**EXERCISE INSTRUCTIONS**
Please rewrite the items as a numbered list, starting with the first one and ending with the line that contains "login-button[interactable]: 登录 <box>790", both included. Leave out any blank lines.

** start of RECORDS FOR PROCESSING **

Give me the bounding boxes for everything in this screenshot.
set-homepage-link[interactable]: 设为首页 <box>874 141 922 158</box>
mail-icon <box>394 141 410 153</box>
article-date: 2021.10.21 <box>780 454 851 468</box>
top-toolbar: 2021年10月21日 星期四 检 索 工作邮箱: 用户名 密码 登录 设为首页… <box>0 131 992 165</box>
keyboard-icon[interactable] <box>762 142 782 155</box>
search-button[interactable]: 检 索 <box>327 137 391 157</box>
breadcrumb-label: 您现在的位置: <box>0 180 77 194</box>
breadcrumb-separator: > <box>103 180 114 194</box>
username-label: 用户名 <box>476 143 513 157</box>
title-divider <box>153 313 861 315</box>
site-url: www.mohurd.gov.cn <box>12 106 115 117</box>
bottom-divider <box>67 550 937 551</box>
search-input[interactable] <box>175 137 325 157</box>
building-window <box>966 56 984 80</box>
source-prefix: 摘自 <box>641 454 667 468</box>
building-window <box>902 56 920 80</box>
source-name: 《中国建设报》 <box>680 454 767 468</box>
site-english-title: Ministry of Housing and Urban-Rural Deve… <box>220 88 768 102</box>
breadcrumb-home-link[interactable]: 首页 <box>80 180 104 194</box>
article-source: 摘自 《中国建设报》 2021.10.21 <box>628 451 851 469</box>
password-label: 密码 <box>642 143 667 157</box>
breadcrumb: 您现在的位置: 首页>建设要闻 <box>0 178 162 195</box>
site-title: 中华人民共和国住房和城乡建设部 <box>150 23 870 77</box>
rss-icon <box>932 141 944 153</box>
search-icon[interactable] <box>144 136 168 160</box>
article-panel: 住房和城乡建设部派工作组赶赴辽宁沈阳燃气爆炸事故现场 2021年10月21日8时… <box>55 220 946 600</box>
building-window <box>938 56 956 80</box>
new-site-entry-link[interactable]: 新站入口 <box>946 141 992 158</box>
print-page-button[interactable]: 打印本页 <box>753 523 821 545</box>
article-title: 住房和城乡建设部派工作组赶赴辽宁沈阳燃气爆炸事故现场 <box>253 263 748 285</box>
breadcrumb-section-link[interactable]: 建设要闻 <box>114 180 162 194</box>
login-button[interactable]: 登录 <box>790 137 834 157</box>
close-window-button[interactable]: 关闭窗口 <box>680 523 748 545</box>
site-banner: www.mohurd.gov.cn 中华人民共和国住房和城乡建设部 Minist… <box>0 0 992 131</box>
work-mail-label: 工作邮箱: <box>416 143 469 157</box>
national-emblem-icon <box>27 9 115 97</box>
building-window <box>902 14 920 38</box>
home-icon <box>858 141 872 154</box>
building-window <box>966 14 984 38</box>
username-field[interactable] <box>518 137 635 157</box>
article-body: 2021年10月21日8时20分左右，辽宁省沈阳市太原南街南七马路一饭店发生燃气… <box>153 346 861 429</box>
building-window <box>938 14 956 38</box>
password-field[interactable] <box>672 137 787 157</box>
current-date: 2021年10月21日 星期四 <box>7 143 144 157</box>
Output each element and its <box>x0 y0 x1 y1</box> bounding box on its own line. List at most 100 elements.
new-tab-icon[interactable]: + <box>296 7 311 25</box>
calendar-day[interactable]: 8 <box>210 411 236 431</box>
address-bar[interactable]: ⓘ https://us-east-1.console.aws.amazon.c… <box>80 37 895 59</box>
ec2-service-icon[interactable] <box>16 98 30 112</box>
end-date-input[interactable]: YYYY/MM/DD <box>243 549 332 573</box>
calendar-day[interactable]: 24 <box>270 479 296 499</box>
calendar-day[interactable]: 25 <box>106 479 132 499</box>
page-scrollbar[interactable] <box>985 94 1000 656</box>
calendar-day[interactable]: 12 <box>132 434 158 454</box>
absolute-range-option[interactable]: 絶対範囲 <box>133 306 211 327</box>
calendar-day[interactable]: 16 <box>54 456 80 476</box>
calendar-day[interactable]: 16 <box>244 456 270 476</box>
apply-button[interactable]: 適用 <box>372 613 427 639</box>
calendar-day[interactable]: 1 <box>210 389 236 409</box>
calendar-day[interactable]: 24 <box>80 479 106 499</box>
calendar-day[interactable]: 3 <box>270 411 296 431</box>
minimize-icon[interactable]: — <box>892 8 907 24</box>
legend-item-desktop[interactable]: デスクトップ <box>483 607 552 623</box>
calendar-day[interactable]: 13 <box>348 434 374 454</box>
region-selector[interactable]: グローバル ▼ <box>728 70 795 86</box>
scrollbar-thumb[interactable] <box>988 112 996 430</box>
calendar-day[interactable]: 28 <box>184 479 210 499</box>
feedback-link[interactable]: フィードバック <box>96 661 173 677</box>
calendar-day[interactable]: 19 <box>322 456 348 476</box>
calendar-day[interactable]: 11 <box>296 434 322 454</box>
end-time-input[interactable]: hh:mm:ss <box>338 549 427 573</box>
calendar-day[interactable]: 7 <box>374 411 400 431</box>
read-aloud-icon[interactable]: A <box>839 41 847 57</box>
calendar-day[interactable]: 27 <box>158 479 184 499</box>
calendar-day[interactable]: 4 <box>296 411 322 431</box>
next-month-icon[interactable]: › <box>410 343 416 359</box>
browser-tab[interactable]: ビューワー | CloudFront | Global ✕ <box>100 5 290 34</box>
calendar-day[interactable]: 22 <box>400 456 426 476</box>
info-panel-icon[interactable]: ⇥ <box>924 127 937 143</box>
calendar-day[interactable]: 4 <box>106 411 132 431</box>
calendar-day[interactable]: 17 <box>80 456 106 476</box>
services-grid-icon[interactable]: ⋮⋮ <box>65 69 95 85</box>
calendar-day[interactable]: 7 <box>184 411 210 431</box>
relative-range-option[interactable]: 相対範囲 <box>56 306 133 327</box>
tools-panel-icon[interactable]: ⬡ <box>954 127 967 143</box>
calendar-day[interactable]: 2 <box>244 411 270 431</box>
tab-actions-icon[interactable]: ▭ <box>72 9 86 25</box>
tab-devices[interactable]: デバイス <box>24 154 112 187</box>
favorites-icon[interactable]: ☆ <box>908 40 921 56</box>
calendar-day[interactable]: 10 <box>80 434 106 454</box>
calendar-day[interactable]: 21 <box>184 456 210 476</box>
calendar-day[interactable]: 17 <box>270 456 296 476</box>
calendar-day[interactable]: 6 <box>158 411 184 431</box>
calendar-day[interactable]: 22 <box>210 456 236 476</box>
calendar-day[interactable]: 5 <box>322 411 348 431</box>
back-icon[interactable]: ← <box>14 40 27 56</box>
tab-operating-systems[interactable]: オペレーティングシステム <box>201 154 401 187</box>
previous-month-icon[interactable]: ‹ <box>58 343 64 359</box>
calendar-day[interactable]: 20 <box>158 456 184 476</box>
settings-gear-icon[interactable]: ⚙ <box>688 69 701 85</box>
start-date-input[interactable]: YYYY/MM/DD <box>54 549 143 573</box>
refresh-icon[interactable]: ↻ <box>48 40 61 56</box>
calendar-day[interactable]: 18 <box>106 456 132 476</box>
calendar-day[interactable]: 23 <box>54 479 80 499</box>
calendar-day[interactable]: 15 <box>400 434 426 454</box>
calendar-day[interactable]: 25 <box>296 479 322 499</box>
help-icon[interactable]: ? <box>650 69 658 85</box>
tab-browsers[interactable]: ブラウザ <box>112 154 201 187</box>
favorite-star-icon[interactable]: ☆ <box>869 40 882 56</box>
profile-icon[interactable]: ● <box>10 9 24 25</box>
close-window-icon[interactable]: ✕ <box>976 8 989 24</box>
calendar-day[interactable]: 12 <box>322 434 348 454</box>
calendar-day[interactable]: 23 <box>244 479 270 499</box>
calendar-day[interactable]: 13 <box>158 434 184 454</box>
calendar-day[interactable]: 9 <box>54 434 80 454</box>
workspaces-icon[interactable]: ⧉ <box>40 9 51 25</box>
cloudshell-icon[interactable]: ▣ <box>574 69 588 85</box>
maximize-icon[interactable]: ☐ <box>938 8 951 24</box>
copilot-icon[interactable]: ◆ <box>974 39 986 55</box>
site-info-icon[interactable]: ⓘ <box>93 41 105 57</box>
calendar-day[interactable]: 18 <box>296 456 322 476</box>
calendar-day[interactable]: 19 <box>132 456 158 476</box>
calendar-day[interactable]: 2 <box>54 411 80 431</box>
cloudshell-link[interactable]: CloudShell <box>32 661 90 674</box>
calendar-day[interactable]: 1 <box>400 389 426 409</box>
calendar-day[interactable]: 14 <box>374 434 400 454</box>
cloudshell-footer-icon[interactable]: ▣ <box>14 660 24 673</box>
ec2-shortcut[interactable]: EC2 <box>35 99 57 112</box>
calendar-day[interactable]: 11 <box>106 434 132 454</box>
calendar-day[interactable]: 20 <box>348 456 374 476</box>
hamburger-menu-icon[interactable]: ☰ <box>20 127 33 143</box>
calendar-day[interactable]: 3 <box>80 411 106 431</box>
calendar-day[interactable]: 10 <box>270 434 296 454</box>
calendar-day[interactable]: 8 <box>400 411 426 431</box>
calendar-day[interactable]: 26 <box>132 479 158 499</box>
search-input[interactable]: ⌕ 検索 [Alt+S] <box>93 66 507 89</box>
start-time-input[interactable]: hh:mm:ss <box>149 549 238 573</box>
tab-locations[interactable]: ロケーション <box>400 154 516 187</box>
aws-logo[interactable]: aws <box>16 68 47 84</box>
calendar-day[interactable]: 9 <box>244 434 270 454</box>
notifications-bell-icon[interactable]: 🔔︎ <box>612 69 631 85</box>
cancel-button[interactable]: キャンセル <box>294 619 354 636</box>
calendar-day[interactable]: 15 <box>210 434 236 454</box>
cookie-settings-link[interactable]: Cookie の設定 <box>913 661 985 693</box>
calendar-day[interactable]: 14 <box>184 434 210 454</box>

** end of RECORDS FOR PROCESSING **

**SOLUTION TO THE PROBLEM**
1. Give me the bounding boxes for everything in this screenshot.
2. set-homepage-link[interactable]: 设为首页 <box>874 141 922 158</box>
3. mail-icon <box>394 141 410 153</box>
4. article-date: 2021.10.21 <box>780 454 851 468</box>
5. top-toolbar: 2021年10月21日 星期四 检 索 工作邮箱: 用户名 密码 登录 设为首页… <box>0 131 992 165</box>
6. keyboard-icon[interactable] <box>762 142 782 155</box>
7. search-button[interactable]: 检 索 <box>327 137 391 157</box>
8. breadcrumb-label: 您现在的位置: <box>0 180 77 194</box>
9. breadcrumb-separator: > <box>103 180 114 194</box>
10. username-label: 用户名 <box>476 143 513 157</box>
11. title-divider <box>153 313 861 315</box>
12. site-url: www.mohurd.gov.cn <box>12 106 115 117</box>
13. bottom-divider <box>67 550 937 551</box>
14. search-input[interactable] <box>175 137 325 157</box>
15. building-window <box>966 56 984 80</box>
16. source-prefix: 摘自 <box>641 454 667 468</box>
17. building-window <box>902 56 920 80</box>
18. source-name: 《中国建设报》 <box>680 454 767 468</box>
19. site-english-title: Ministry of Housing and Urban-Rural Deve… <box>220 88 768 102</box>
20. breadcrumb-home-link[interactable]: 首页 <box>80 180 104 194</box>
21. article-source: 摘自 《中国建设报》 2021.10.21 <box>628 451 851 469</box>
22. password-label: 密码 <box>642 143 667 157</box>
23. breadcrumb: 您现在的位置: 首页>建设要闻 <box>0 178 162 195</box>
24. site-title: 中华人民共和国住房和城乡建设部 <box>150 23 870 77</box>
25. rss-icon <box>932 141 944 153</box>
26. search-icon[interactable] <box>144 136 168 160</box>
27. article-panel: 住房和城乡建设部派工作组赶赴辽宁沈阳燃气爆炸事故现场 2021年10月21日8时… <box>55 220 946 600</box>
28. building-window <box>938 56 956 80</box>
29. new-site-entry-link[interactable]: 新站入口 <box>946 141 992 158</box>
30. print-page-button[interactable]: 打印本页 <box>753 523 821 545</box>
31. article-title: 住房和城乡建设部派工作组赶赴辽宁沈阳燃气爆炸事故现场 <box>253 263 748 285</box>
32. breadcrumb-section-link[interactable]: 建设要闻 <box>114 180 162 194</box>
33. login-button[interactable]: 登录 <box>790 137 834 157</box>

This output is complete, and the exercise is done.